** REQUEST **
Pictures stay out of the copy; set down each line of the listing below exactly.
- - -
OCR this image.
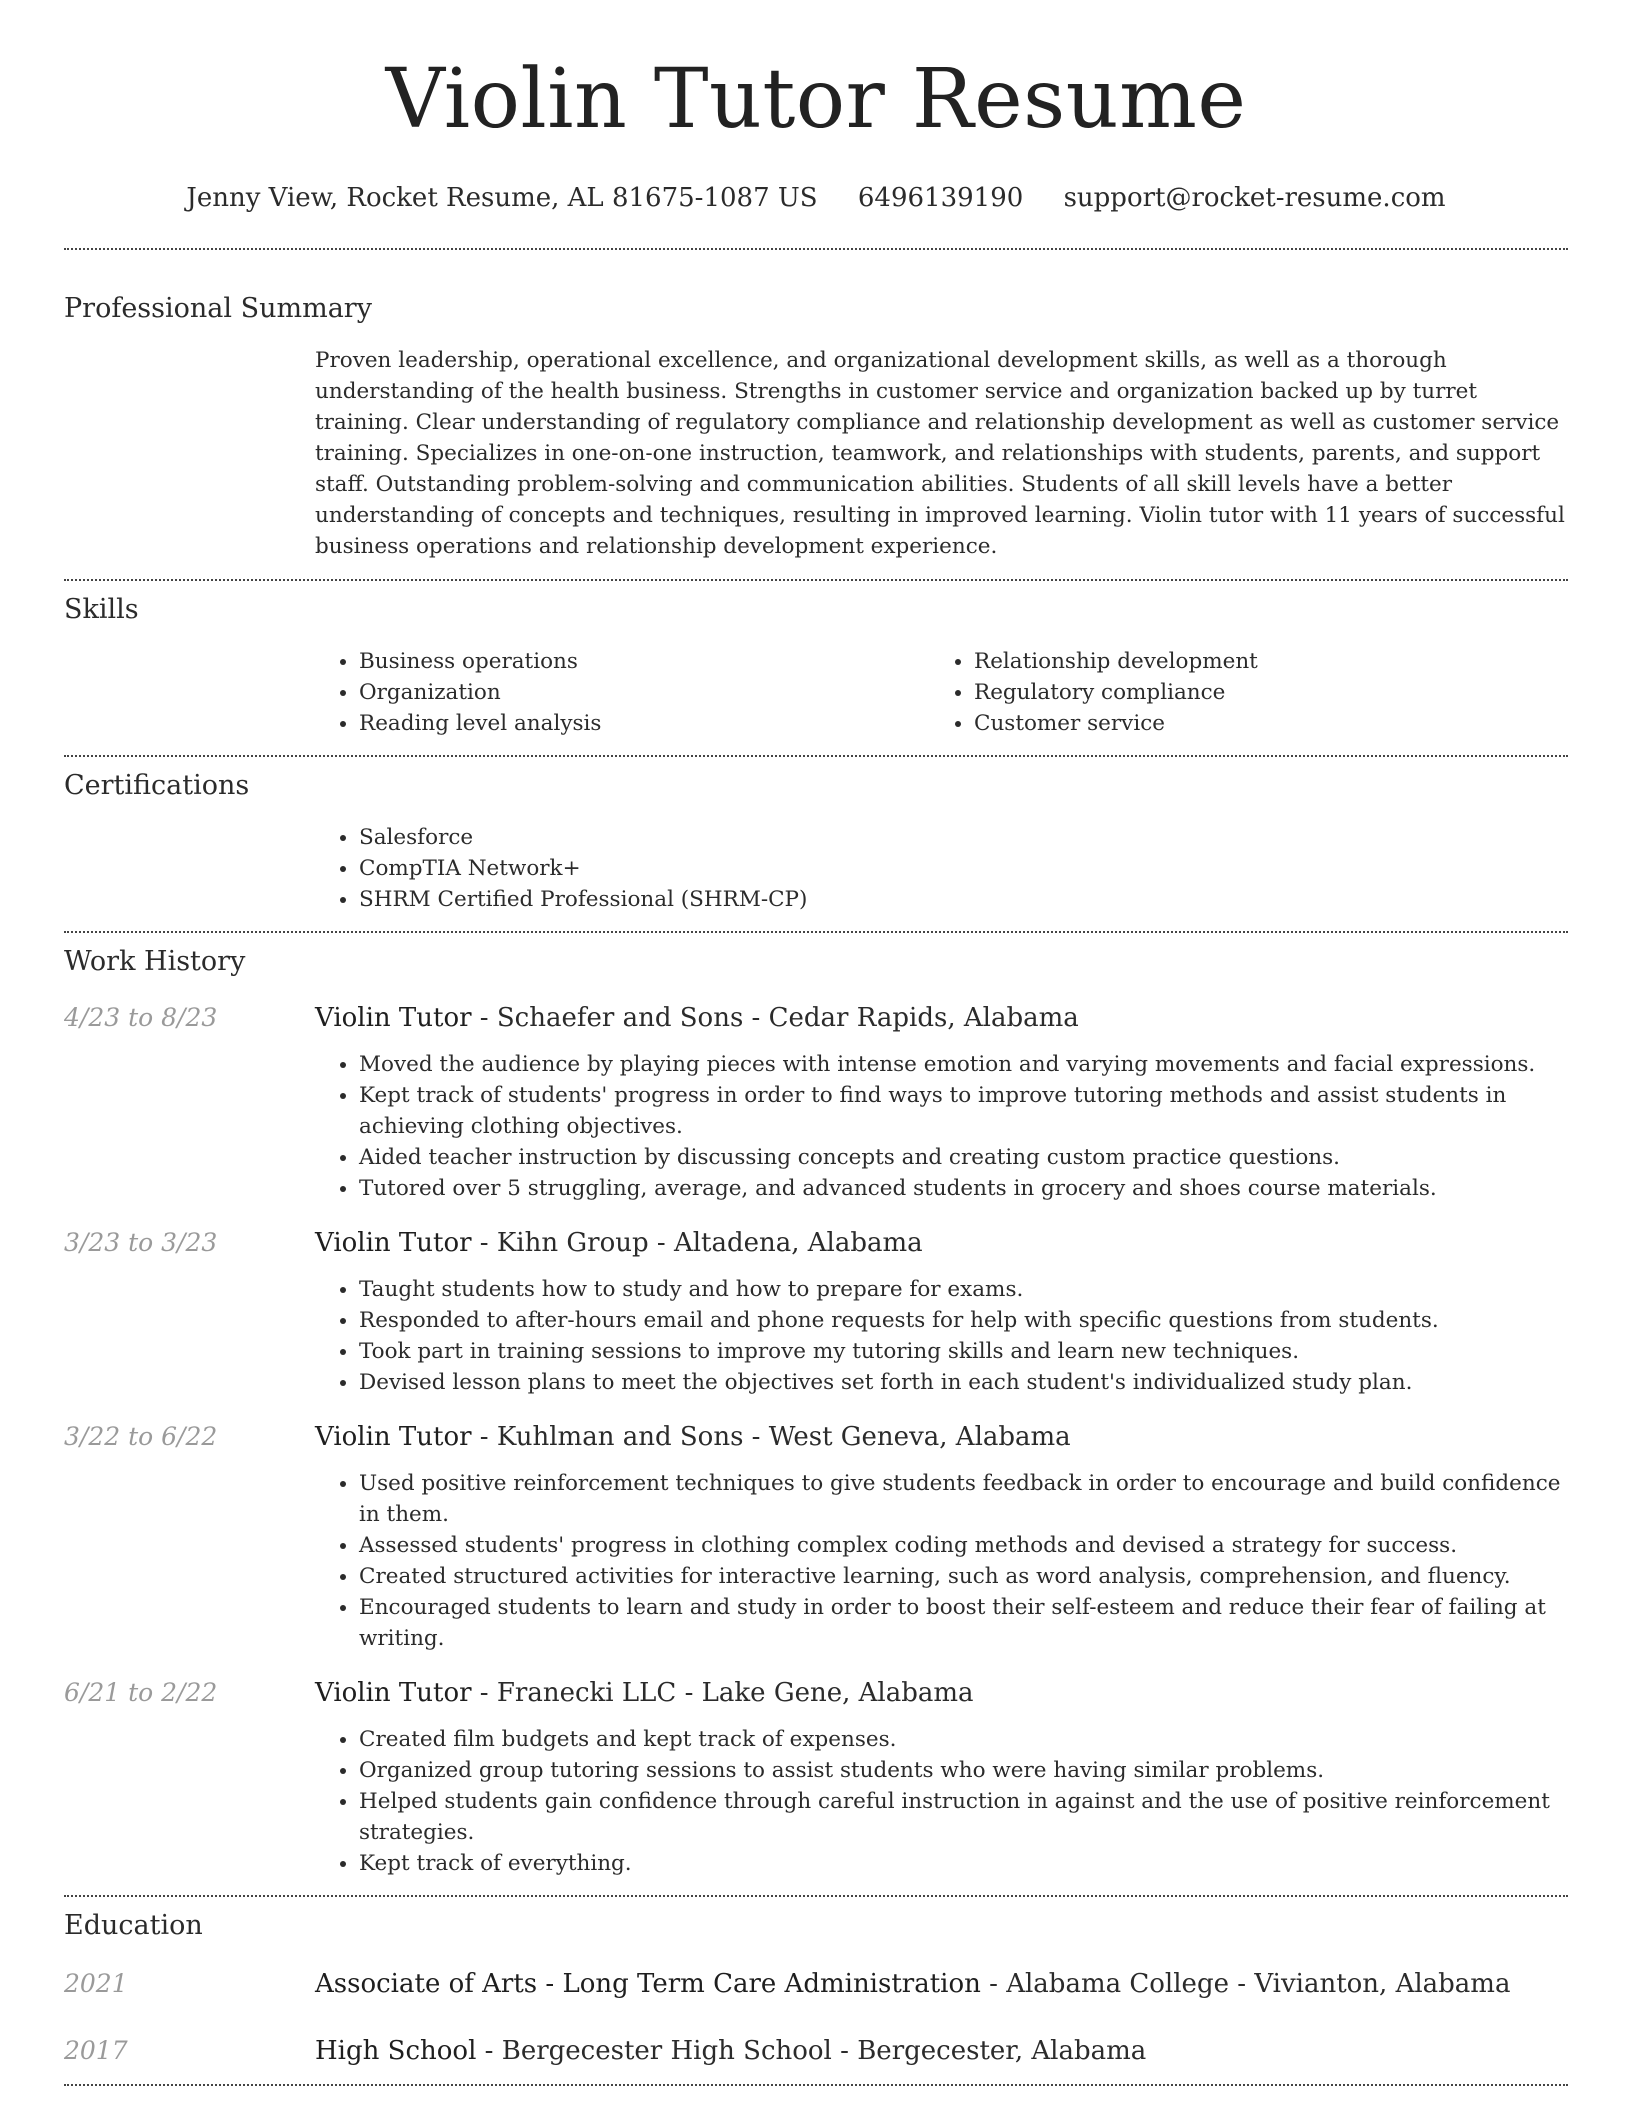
Violin Tutor Resume
Jenny View, Rocket Resume, AL 81675-1087 US 6496139190 support@rocket-resume.com
Professional Summary
Proven leadership, operational excellence, and organizational development skills, as well as a thorough understanding of the health business. Strengths in customer service and organization backed up by turret training. Clear understanding of regulatory compliance and relationship development as well as customer service training. Specializes in one-on-one instruction, teamwork, and relationships with students, parents, and support staff. Outstanding problem-solving and communication abilities. Students of all skill levels have a better understanding of concepts and techniques, resulting in improved learning. Violin tutor with 11 years of successful business operations and relationship development experience.
Skills
• Business operations
• Organization
• Reading level analysis
• Relationship development
• Regulatory compliance
• Customer service
Certifications
• Salesforce
• CompTIA Network+
• SHRM Certified Professional (SHRM-CP)
Work History
4/23 to 8/23	Violin Tutor - Schaefer and Sons - Cedar Rapids, Alabama
• Moved the audience by playing pieces with intense emotion and varying movements and facial expressions.
• Kept track of students' progress in order to find ways to improve tutoring methods and assist students in achieving clothing objectives.
• Aided teacher instruction by discussing concepts and creating custom practice questions.
• Tutored over 5 struggling, average, and advanced students in grocery and shoes course materials.
3/23 to 3/23	Violin Tutor - Kihn Group - Altadena, Alabama
• Taught students how to study and how to prepare for exams.
• Responded to after-hours email and phone requests for help with specific questions from students.
• Took part in training sessions to improve my tutoring skills and learn new techniques.
• Devised lesson plans to meet the objectives set forth in each student's individualized study plan.
3/22 to 6/22	Violin Tutor - Kuhlman and Sons - West Geneva, Alabama
• Used positive reinforcement techniques to give students feedback in order to encourage and build confidence in them.
• Assessed students' progress in clothing complex coding methods and devised a strategy for success.
• Created structured activities for interactive learning, such as word analysis, comprehension, and fluency.
• Encouraged students to learn and study in order to boost their self-esteem and reduce their fear of failing at writing.
6/21 to 2/22	Violin Tutor - Franecki LLC - Lake Gene, Alabama
• Created film budgets and kept track of expenses.
• Organized group tutoring sessions to assist students who were having similar problems.
• Helped students gain confidence through careful instruction in against and the use of positive reinforcement strategies.
• Kept track of everything.
Education
2021	Associate of Arts - Long Term Care Administration - Alabama College - Vivianton, Alabama
2017	High School - Bergecester High School - Bergecester, Alabama
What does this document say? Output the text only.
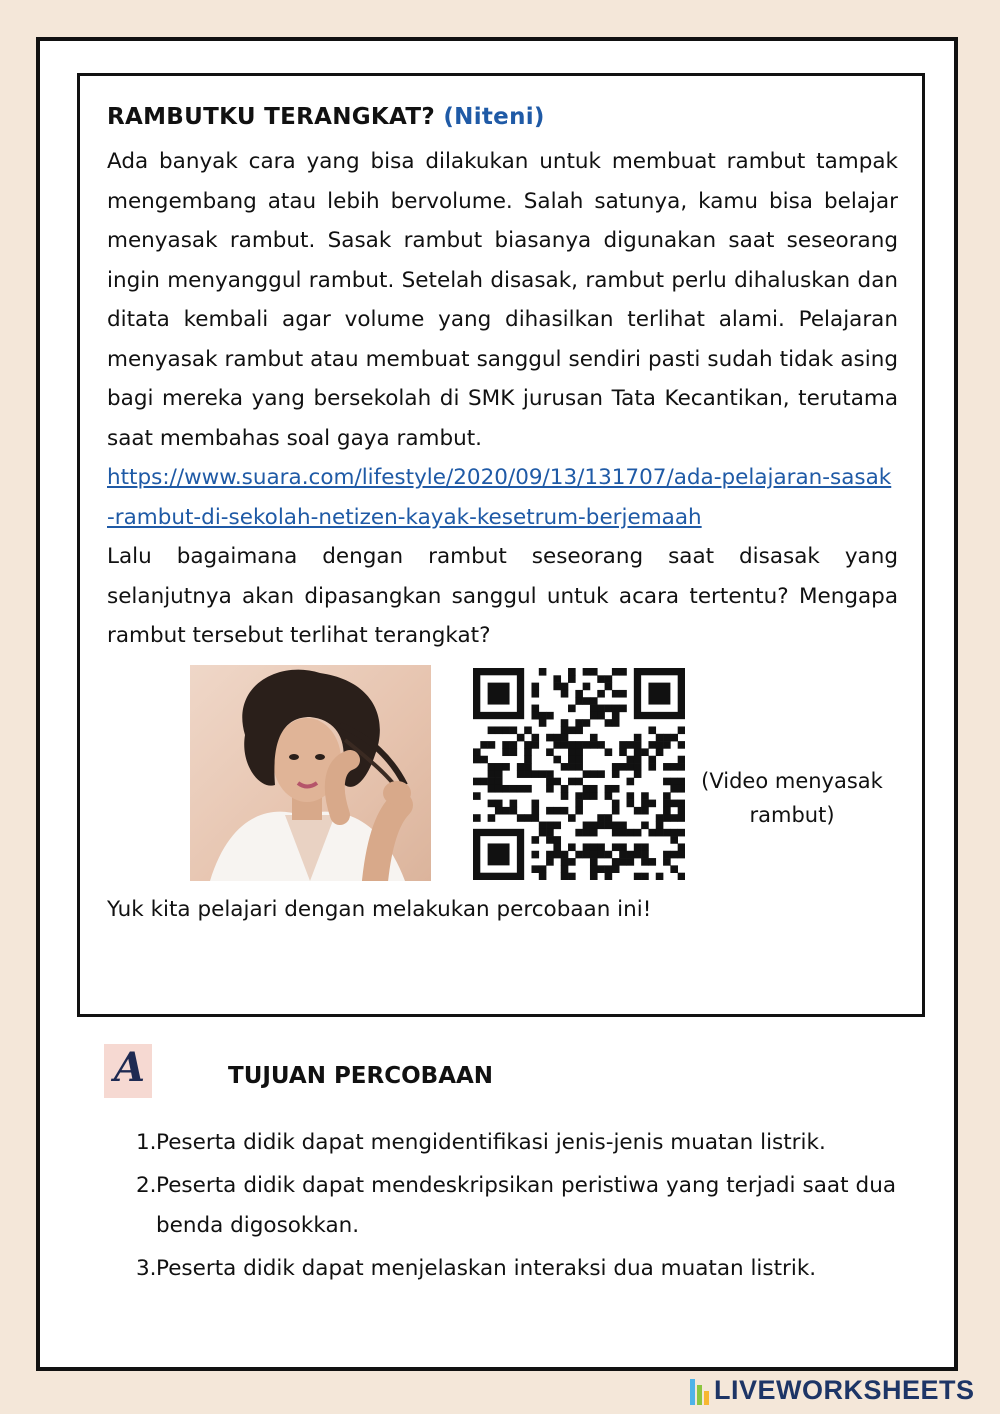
RAMBUTKU TERANGKAT? (Niteni)

Ada banyak cara yang bisa dilakukan untuk membuat rambut tampak mengembang atau lebih bervolume. Salah satunya, kamu bisa belajar menyasak rambut. Sasak rambut biasanya digunakan saat seseorang ingin menyanggul rambut. Setelah disasak, rambut perlu dihaluskan dan ditata kembali agar volume yang dihasilkan terlihat alami. Pelajaran menyasak rambut atau membuat sanggul sendiri pasti sudah tidak asing bagi mereka yang bersekolah di SMK jurusan Tata Kecantikan, terutama saat membahas soal gaya rambut.

https://www.suara.com/lifestyle/2020/09/13/131707/ada-pelajaran-sasak-rambut-di-sekolah-netizen-kayak-kesetrum-berjemaah

Lalu bagaimana dengan rambut seseorang saat disasak yang selanjutnya akan dipasangkan sanggul untuk acara tertentu? Mengapa rambut tersebut terlihat terangkat?

(Video menyasak rambut)

Yuk kita pelajari dengan melakukan percobaan ini!

A	TUJUAN PERCOBAAN
1. Peserta didik dapat mengidentifikasi jenis-jenis muatan listrik.
2. Peserta didik dapat mendeskripsikan peristiwa yang terjadi saat dua benda digosokkan.
3. Peserta didik dapat menjelaskan interaksi dua muatan listrik.
LIVEWORKSHEETS
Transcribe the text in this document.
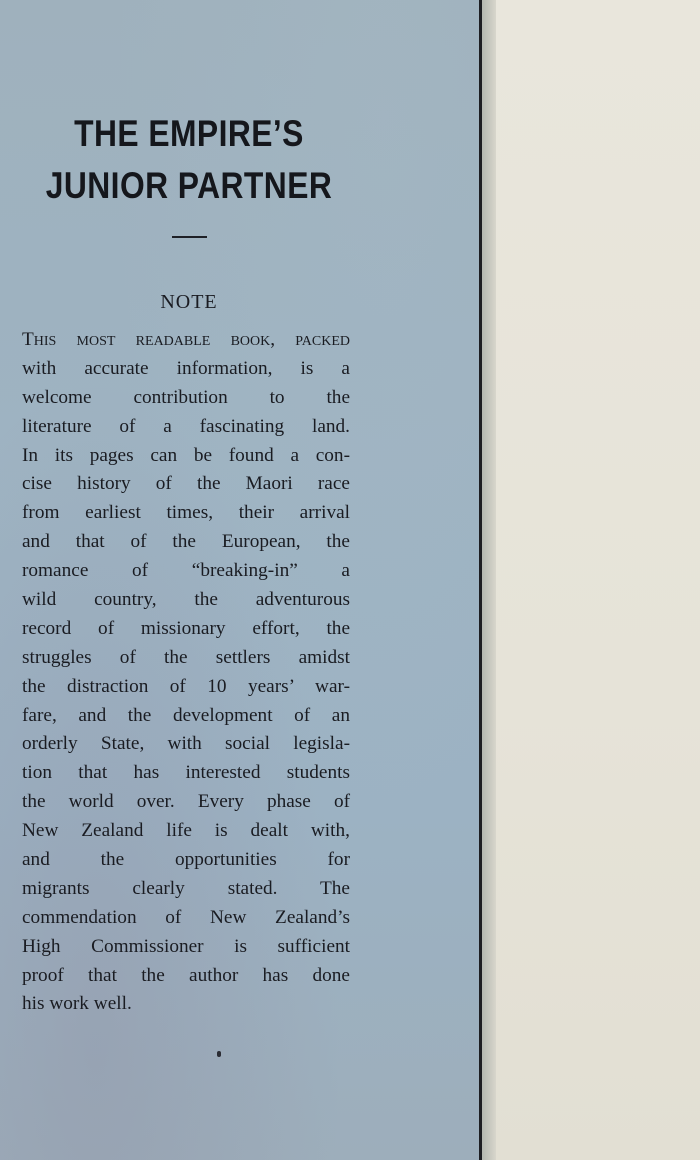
THE EMPIRE’S
JUNIOR PARTNER
NOTE
This most readable book, packed
with accurate information, is a
welcome contribution to the
literature of a fascinating land.
In its pages can be found a con-
cise history of the Maori race
from earliest times, their arrival
and that of the European, the
romance of “breaking-in” a
wild country, the adventurous
record of missionary effort, the
struggles of the settlers amidst
the distraction of 10 years’ war-
fare, and the development of an
orderly State, with social legisla-
tion that has interested students
the world over. Every phase of
New Zealand life is dealt with,
and the opportunities for
migrants clearly stated. The
commendation of New Zealand’s
High Commissioner is sufficient
proof that the author has done
his work well.
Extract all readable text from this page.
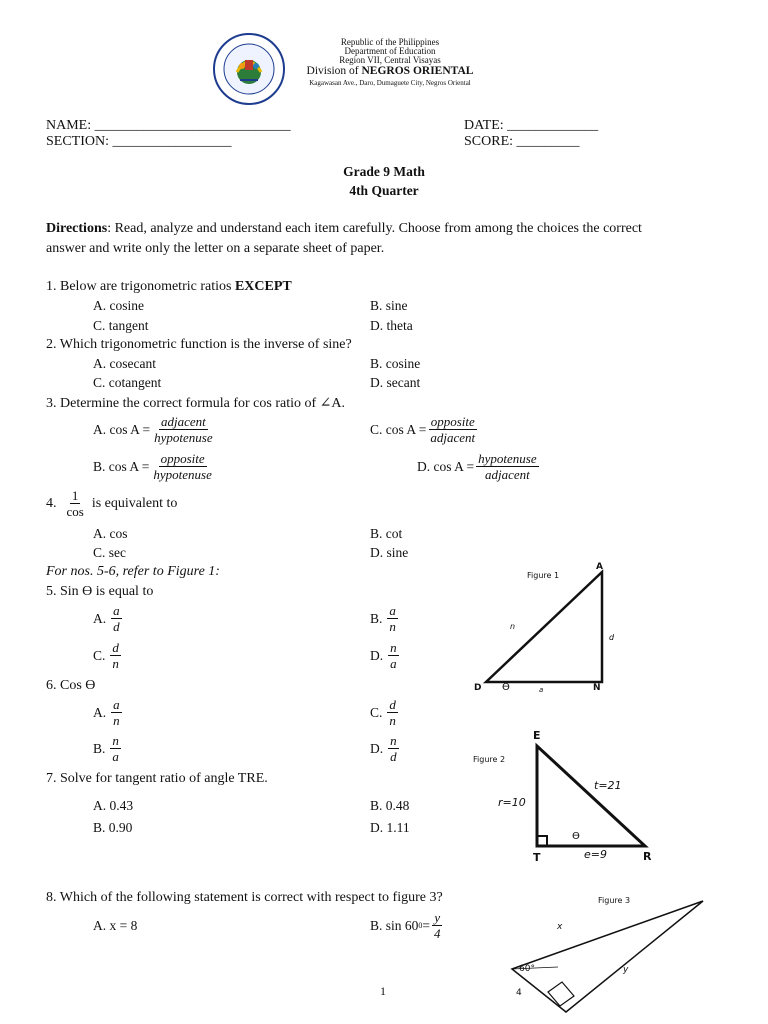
Republic of the Philippines
Department of Education
Region VII, Central Visayas
Division of NEGROS ORIENTAL
Kagawasan Ave., Daro, Dumaguete City, Negros Oriental
NAME: ____________________________	DATE: _____________
SECTION: _________________	SCORE: _________
Grade 9 Math
4th Quarter
Directions: Read, analyze and understand each item carefully. Choose from among the choices the correct
answer and write only the letter on a separate sheet of paper.
1. Below are trigonometric ratios EXCEPT
A. cosine	B. sine
C. tangent	D. theta
2. Which trigonometric function is the inverse of sine?
A. cosecant	B. cosine
C. cotangent	D. secant
3. Determine the correct formula for cos ratio of ∠A.
A. $\cos A = \frac{\text{adjacent}}{\text{hypotenuse}}$	C. $\cos A = \frac{\text{opposite}}{\text{adjacent}}$
B. $\cos A = \frac{\text{opposite}}{\text{hypotenuse}}$	D. $\cos A = \frac{\text{hypotenuse}}{\text{adjacent}}$
4. $\frac{1}{\cos}$ is equivalent to
A. cos	B. cot
C. sec	D. sine
For nos. 5-6, refer to Figure 1:
5. Sin Ө is equal to
A. $\frac{a}{d}$	B. $\frac{a}{n}$
C. $\frac{d}{n}$	D. $\frac{n}{a}$
6. Cos Ө
A. $\frac{a}{n}$	C. $\frac{d}{n}$
B. $\frac{n}{a}$	D. $\frac{n}{d}$
7. Solve for tangent ratio of angle TRE.
A. 0.43	B. 0.48
B. 0.90	D. 1.11
8. Which of the following statement is correct with respect to figure 3?
A. x = 8	B. sin 60 $0 = \frac{y}{4}$
Figure 1
A
D	N
n
d
a
Ө
Figure 2
E
T	R
r=10
t=21
e=9
Ө
Figure 3
x
y
4
60°
1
- - -
** RESPONSE BELOW **
OCR this image.
Violin Tutor Resume
Jenny View, Rocket Resume, AL 81675-1087 US 6496139190 support@rocket-resume.com
Professional Summary
Proven leadership, operational excellence, and organizational development skills, as well as a thorough understanding of the health business. Strengths in customer service and organization backed up by turret training. Clear understanding of regulatory compliance and relationship development as well as customer service training. Specializes in one-on-one instruction, teamwork, and relationships with students, parents, and support staff. Outstanding problem-solving and communication abilities. Students of all skill levels have a better understanding of concepts and techniques, resulting in improved learning. Violin tutor with 11 years of successful business operations and relationship development experience.
Skills
• Business operations
• Organization
• Reading level analysis
• Relationship development
• Regulatory compliance
• Customer service
Certifications
• Salesforce
• CompTIA Network+
• SHRM Certified Professional (SHRM-CP)
Work History
4/23 to 8/23	Violin Tutor - Schaefer and Sons - Cedar Rapids, Alabama
• Moved the audience by playing pieces with intense emotion and varying movements and facial expressions.
• Kept track of students' progress in order to find ways to improve tutoring methods and assist students in achieving clothing objectives.
• Aided teacher instruction by discussing concepts and creating custom practice questions.
• Tutored over 5 struggling, average, and advanced students in grocery and shoes course materials.
3/23 to 3/23	Violin Tutor - Kihn Group - Altadena, Alabama
• Taught students how to study and how to prepare for exams.
• Responded to after-hours email and phone requests for help with specific questions from students.
• Took part in training sessions to improve my tutoring skills and learn new techniques.
• Devised lesson plans to meet the objectives set forth in each student's individualized study plan.
3/22 to 6/22	Violin Tutor - Kuhlman and Sons - West Geneva, Alabama
• Used positive reinforcement techniques to give students feedback in order to encourage and build confidence in them.
• Assessed students' progress in clothing complex coding methods and devised a strategy for success.
• Created structured activities for interactive learning, such as word analysis, comprehension, and fluency.
• Encouraged students to learn and study in order to boost their self-esteem and reduce their fear of failing at writing.
6/21 to 2/22	Violin Tutor - Franecki LLC - Lake Gene, Alabama
• Created film budgets and kept track of expenses.
• Organized group tutoring sessions to assist students who were having similar problems.
• Helped students gain confidence through careful instruction in against and the use of positive reinforcement strategies.
• Kept track of everything.
Education
2021	Associate of Arts - Long Term Care Administration - Alabama College - Vivianton, Alabama
2017	High School - Bergecester High School - Bergecester, Alabama
What does this document say? Output the text only.
RAMBUTKU TERANGKAT? (Niteni)

Ada banyak cara yang bisa dilakukan untuk membuat rambut tampak mengembang atau lebih bervolume. Salah satunya, kamu bisa belajar menyasak rambut. Sasak rambut biasanya digunakan saat seseorang ingin menyanggul rambut. Setelah disasak, rambut perlu dihaluskan dan ditata kembali agar volume yang dihasilkan terlihat alami. Pelajaran menyasak rambut atau membuat sanggul sendiri pasti sudah tidak asing bagi mereka yang bersekolah di SMK jurusan Tata Kecantikan, terutama saat membahas soal gaya rambut.

https://www.suara.com/lifestyle/2020/09/13/131707/ada-pelajaran-sasak-rambut-di-sekolah-netizen-kayak-kesetrum-berjemaah

Lalu bagaimana dengan rambut seseorang saat disasak yang selanjutnya akan dipasangkan sanggul untuk acara tertentu? Mengapa rambut tersebut terlihat terangkat?

(Video menyasak rambut)

Yuk kita pelajari dengan melakukan percobaan ini!

A	TUJUAN PERCOBAAN
1. Peserta didik dapat mengidentifikasi jenis-jenis muatan listrik.
2. Peserta didik dapat mendeskripsikan peristiwa yang terjadi saat dua benda digosokkan.
3. Peserta didik dapat menjelaskan interaksi dua muatan listrik.
LIVEWORKSHEETS
Transcribe the text in this document.
THE EMPIRE’S
JUNIOR PARTNER
NOTE
This most readable book, packed
with accurate information, is a
welcome contribution to the
literature of a fascinating land.
In its pages can be found a con-
cise history of the Maori race
from earliest times, their arrival
and that of the European, the
romance of “breaking-in” a
wild country, the adventurous
record of missionary effort, the
struggles of the settlers amidst
the distraction of 10 years’ war-
fare, and the development of an
orderly State, with social legisla-
tion that has interested students
the world over. Every phase of
New Zealand life is dealt with,
and the opportunities for
migrants clearly stated. The
commendation of New Zealand’s
High Commissioner is sufficient
proof that the author has done
his work well.
Extract all readable text from this page.
Republic of the Philippines
Department of Education
Region VII, Central Visayas
Division of NEGROS ORIENTAL
Kagawasan Ave., Daro, Dumaguete City, Negros Oriental
NAME: ____________________________	DATE: _____________
SECTION: _________________	SCORE: _________
Grade 9 Math
4th Quarter
Directions: Read, analyze and understand each item carefully. Choose from among the choices the correct
answer and write only the letter on a separate sheet of paper.
1. Below are trigonometric ratios EXCEPT
A. cosine	B. sine
C. tangent	D. theta
2. Which trigonometric function is the inverse of sine?
A. cosecant	B. cosine
C. cotangent	D. secant
3. Determine the correct formula for cos ratio of ∠A.
A. $\cos A = \frac{\text{adjacent}}{\text{hypotenuse}}$	C. $\cos A = \frac{\text{opposite}}{\text{adjacent}}$
B. $\cos A = \frac{\text{opposite}}{\text{hypotenuse}}$	D. $\cos A = \frac{\text{hypotenuse}}{\text{adjacent}}$
4. $\frac{1}{\cos}$ is equivalent to
A. cos	B. cot
C. sec	D. sine
For nos. 5-6, refer to Figure 1:
5. Sin Ө is equal to
A. $\frac{a}{d}$	B. $\frac{a}{n}$
C. $\frac{d}{n}$	D. $\frac{n}{a}$
6. Cos Ө
A. $\frac{a}{n}$	C. $\frac{d}{n}$
B. $\frac{n}{a}$	D. $\frac{n}{d}$
7. Solve for tangent ratio of angle TRE.
A. 0.43	B. 0.48
B. 0.90	D. 1.11
8. Which of the following statement is correct with respect to figure 3?
A. x = 8	B. sin 60 $0 = \frac{y}{4}$
Figure 1
A
D	N
n
d
a
Ө
Figure 2
E
T	R
r=10
t=21
e=9
Ө
Figure 3
x
y
4
60°
1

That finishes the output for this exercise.